What is expected: Below are the records; copy each line in them that holds the word "Users".

Data extracted from a collection:
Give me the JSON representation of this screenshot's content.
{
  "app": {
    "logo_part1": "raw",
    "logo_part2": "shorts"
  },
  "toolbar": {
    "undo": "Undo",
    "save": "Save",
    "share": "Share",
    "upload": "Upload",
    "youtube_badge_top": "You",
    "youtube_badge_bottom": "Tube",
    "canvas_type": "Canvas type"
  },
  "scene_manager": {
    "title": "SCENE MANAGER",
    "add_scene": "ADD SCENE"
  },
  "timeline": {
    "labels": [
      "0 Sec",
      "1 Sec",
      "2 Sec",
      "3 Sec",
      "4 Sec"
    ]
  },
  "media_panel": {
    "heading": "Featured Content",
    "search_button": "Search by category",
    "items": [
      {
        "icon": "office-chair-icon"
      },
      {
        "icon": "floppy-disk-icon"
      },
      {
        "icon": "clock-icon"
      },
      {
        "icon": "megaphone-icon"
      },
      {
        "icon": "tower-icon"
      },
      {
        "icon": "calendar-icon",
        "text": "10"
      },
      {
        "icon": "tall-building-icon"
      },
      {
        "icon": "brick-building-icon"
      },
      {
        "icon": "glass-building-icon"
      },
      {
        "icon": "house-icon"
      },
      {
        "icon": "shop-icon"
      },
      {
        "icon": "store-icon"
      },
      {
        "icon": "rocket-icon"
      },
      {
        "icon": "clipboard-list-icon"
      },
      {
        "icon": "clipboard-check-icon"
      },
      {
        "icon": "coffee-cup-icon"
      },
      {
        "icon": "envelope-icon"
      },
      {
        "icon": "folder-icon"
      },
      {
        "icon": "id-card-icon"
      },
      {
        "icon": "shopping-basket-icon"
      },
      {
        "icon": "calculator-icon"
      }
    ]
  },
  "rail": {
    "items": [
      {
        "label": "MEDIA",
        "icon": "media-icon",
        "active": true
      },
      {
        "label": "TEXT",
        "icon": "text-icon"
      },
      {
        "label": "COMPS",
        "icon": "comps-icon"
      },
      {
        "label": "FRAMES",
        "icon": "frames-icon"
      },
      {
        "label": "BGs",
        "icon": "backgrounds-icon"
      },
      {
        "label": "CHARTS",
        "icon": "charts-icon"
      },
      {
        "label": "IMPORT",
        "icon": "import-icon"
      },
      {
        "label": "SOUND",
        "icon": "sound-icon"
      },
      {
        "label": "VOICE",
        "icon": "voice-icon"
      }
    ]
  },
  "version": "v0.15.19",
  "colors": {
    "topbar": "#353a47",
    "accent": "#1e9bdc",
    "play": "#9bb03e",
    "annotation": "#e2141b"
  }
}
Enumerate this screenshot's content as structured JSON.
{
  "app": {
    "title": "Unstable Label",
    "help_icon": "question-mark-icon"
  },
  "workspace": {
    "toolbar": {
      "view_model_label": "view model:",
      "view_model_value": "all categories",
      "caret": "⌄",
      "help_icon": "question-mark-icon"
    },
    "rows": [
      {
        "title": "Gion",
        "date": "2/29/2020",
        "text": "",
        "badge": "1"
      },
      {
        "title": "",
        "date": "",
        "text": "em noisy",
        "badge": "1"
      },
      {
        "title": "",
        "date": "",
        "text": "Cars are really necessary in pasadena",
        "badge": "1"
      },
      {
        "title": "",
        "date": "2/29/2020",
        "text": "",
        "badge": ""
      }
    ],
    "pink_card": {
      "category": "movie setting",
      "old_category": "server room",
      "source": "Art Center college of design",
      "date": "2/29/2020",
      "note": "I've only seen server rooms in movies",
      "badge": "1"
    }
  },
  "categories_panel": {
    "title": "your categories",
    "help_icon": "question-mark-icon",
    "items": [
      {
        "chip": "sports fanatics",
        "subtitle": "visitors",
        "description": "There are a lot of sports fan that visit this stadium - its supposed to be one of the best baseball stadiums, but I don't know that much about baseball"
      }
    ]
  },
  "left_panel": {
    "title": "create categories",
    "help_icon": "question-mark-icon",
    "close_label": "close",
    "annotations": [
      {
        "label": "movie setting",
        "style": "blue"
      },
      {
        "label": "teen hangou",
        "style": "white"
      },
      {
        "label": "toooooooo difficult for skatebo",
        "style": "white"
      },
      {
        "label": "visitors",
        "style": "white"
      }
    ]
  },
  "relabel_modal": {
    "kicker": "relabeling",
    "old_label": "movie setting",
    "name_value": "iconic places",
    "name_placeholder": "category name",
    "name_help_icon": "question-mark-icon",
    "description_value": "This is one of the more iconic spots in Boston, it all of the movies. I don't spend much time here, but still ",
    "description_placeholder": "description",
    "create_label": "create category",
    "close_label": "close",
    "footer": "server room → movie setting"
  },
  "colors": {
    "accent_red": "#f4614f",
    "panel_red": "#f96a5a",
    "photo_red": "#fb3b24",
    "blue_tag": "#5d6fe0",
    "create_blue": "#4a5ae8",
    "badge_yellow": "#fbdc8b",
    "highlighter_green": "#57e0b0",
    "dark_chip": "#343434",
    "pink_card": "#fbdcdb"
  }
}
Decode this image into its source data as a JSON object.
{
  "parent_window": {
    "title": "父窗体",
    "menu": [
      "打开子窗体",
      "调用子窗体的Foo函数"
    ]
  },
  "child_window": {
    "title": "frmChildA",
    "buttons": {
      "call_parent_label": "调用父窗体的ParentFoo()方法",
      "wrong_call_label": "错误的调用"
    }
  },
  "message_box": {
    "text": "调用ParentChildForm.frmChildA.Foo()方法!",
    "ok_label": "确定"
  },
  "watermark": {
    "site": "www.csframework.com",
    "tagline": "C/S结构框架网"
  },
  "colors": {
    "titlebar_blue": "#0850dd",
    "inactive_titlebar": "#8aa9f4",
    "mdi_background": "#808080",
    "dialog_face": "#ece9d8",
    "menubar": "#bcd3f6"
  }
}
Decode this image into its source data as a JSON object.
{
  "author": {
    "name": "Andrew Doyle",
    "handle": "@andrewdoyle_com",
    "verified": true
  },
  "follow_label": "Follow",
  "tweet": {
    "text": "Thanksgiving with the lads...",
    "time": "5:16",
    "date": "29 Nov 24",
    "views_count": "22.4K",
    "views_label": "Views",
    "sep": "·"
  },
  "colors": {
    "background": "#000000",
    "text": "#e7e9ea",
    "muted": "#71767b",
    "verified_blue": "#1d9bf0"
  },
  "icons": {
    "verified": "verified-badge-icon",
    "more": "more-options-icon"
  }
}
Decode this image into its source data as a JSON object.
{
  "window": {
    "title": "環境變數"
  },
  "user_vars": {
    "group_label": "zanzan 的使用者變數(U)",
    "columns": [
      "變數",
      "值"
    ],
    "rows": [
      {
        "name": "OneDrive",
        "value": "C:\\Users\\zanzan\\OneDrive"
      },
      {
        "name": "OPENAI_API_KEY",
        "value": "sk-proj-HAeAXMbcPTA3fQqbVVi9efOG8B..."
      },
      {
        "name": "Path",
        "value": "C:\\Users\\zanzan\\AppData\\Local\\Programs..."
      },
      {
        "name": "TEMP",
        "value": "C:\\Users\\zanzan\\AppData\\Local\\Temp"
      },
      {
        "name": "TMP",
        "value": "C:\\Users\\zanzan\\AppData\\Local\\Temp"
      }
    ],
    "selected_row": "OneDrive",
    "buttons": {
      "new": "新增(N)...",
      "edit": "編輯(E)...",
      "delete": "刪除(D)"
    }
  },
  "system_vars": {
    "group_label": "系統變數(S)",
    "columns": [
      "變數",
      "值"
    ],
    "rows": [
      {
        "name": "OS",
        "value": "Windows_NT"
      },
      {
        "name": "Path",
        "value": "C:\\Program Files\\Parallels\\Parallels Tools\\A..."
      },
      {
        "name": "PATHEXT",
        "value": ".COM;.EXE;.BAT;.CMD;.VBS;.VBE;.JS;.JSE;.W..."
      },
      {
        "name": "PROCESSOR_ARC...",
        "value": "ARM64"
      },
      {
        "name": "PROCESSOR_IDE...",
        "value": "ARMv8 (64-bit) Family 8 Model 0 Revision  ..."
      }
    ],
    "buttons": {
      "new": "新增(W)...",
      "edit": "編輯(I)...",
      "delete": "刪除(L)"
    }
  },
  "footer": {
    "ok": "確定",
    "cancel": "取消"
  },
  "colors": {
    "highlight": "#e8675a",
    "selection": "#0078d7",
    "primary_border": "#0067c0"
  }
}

Answer:
        "value": "C:\\Users\\zanzan\\OneDrive"
        "value": "C:\\Users\\zanzan\\AppData\\Local\\Programs..."
        "value": "C:\\Users\\zanzan\\AppData\\Local\\Temp"
        "value": "C:\\Users\\zanzan\\AppData\\Local\\Temp"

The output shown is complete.